▸ EXTRACT TO READ

This issue has drawn bipartisan attention,[4] and Congress recently tasked DOE with establishing a competitive purchasing pilot program for CDR as part of the FY2023 appropriations omnibus. Policymakers should coordinate with DOE on standing up the pilot procurement program and should pass authorizing legislation such as the CREST Act, led by Sens. Susan Collins (R-ME) and Maria Cantwell (D-WA), to provide DOE with guidance and clarity on how to prioritize project selection and carrying out due diligence. Furthermore, Congress should pass appropriation funding to support this effort.

     6) Extend the 45Q tax credit and ensure robust implementation

The IRA made essential enhancements to the 45Q tax credit, including:

• Increasing the value of the credit from $50 to $180 per ton captured by DAC and geologically stored.

• Decreasing the eligibility threshold for DAC facilities from 100,000 to 1,000 tons per year (the world’s largest DAC facility is currently 4,000 tons/year).

• Enabling direct payments[5] to be made to project developers in the first five years of the credit.

Increased revenue streams for operating DAC and other carbon management infrastructure have already spurred significant investments that are helping to lower risk and drive down the long-term costs for DAC. Maintaining all of the IRA improvements to 45Q is a baseline requirement for the long-term success of DAC deployment, and the Department of the Treasury and IRS should ensure swift and effective implementation of the recent credit changes.

Policymakers should also consider further improvements to the tax credit that can support DAC deployment, including: extending the window of direct pay beyond five years, indexing the credit value to inflation, and extending the credit past 12 years to cover long-term operational expenses.

▸ WRITTEN EXERCISE
Write what comes next in the policy passage on direct air capture and the 45Q tax credit, picking up after its final sentence.

▸ AVAILABLE DATA
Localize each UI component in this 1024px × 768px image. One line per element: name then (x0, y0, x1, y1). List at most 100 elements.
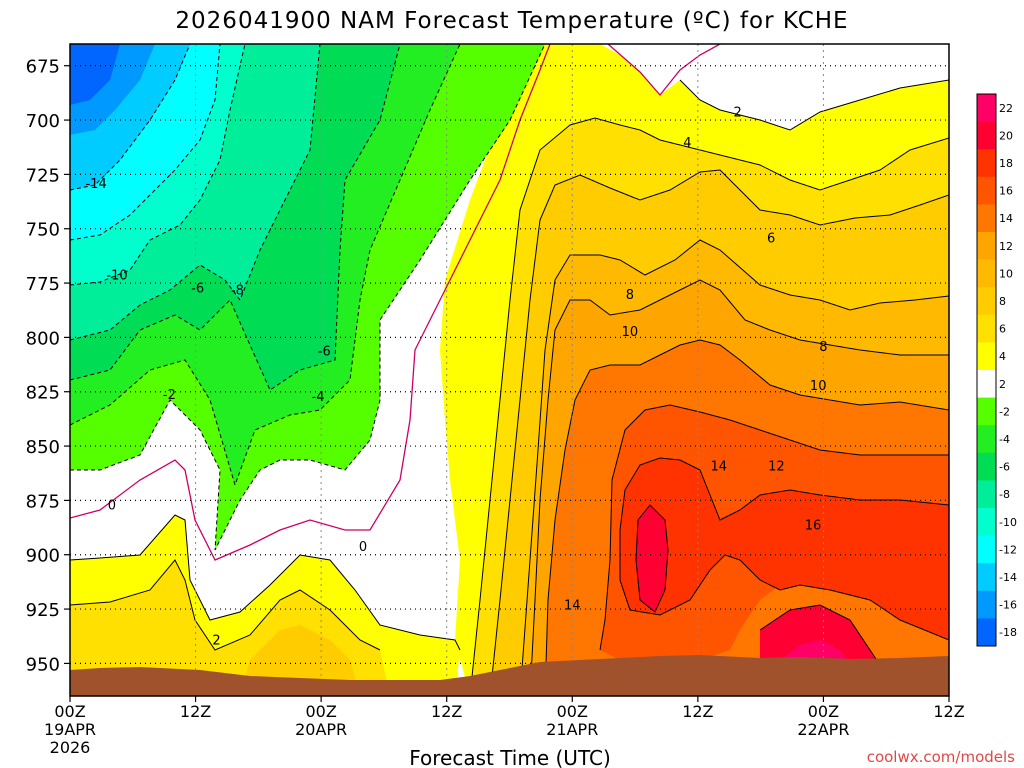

▸ WRITTEN REPLY
Focus Area #3: Enabling carbon management infrastructure

     7) Enable meaningful community engagement around DAC Hubs and projects

Environmental justice and addressing concerns of communities that have been disproportionately impacted by legacy pollution is an important step toward enabling durable climate solutions. Successfully deploying DAC requires strategic engagement with communities, including increased access to educational opportunities and raising awareness of CDR solutions in locations where DAC Hubs will be developed.

DOE’s BIL funding opportunities have all required the creation of community engagement plans that are tailored to specific regional and community needs. Project developers will need to integrate meaningful two-way engagement into project deployment, and policymakers should ensure that sufficient resources are available to both the developer and community organizers in facilitating this engagement. Trusted third party actors may also play a useful role in community engagement around technology types, outside the context of specific projects. Policies to support community engagement and ensure trust within a community could also benefit from leveraging private sector or philanthropic funding.

     8) Catalyze domestic workforce development and job creation

Thousands of new jobs will be created in pursuit of decarbonization, including through the deployment of DAC technologies. Realizing this opportunity requires a sustained commitment from private and public actors in establishing these new jobs, investing in workforce training, and readying workers for careers in DAC deployment. Federal assistance for re-skilling and up-skilling of certain worker trades can also help ensure many people are not left behind.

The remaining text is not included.